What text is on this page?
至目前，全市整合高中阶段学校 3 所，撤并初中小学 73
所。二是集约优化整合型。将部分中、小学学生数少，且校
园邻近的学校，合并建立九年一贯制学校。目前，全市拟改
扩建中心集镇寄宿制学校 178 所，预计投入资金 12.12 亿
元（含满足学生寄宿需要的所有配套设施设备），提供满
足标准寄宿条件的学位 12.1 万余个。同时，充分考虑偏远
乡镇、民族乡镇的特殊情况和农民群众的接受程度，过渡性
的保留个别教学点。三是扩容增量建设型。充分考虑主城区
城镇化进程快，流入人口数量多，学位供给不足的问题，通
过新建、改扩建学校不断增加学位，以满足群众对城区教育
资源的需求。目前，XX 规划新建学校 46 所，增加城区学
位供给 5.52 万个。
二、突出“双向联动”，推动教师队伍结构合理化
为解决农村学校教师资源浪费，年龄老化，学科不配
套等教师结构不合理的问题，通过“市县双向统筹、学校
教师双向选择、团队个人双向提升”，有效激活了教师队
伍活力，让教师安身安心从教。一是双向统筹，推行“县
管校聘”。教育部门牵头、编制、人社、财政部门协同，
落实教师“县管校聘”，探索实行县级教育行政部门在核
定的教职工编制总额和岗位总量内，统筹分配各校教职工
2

◇ ◇ ◇ ◇

▶ [PROBLEM DETAILS]: Exact output of every entry is required.

▶ [EXERCISE RESPONSE]:
What text is on this page?
至目前，全市整合高中阶段学校 3 所，撤并初中小学 73
所。二是集约优化整合型。将部分中、小学学生数少，且校
园邻近的学校，合并建立九年一贯制学校。目前，全市拟改
扩建中心集镇寄宿制学校 178 所，预计投入资金 12.12 亿
元（含满足学生寄宿需要的所有配套设施设备），提供满
足标准寄宿条件的学位 12.1 万余个。同时，充分考虑偏远
乡镇、民族乡镇的特殊情况和农民群众的接受程度，过渡性
的保留个别教学点。三是扩容增量建设型。充分考虑主城区
城镇化进程快，流入人口数量多，学位供给不足的问题，通
过新建、改扩建学校不断增加学位，以满足群众对城区教育
资源的需求。目前，XX 规划新建学校 46 所，增加城区学
位供给 5.52 万个。
二、突出“双向联动”，推动教师队伍结构合理化
为解决农村学校教师资源浪费，年龄老化，学科不配
套等教师结构不合理的问题，通过“市县双向统筹、学校
教师双向选择、团队个人双向提升”，有效激活了教师队
伍活力，让教师安身安心从教。一是双向统筹，推行“县
管校聘”。教育部门牵头、编制、人社、财政部门协同，
落实教师“县管校聘”，探索实行县级教育行政部门在核
定的教职工编制总额和岗位总量内，统筹分配各校教职工
2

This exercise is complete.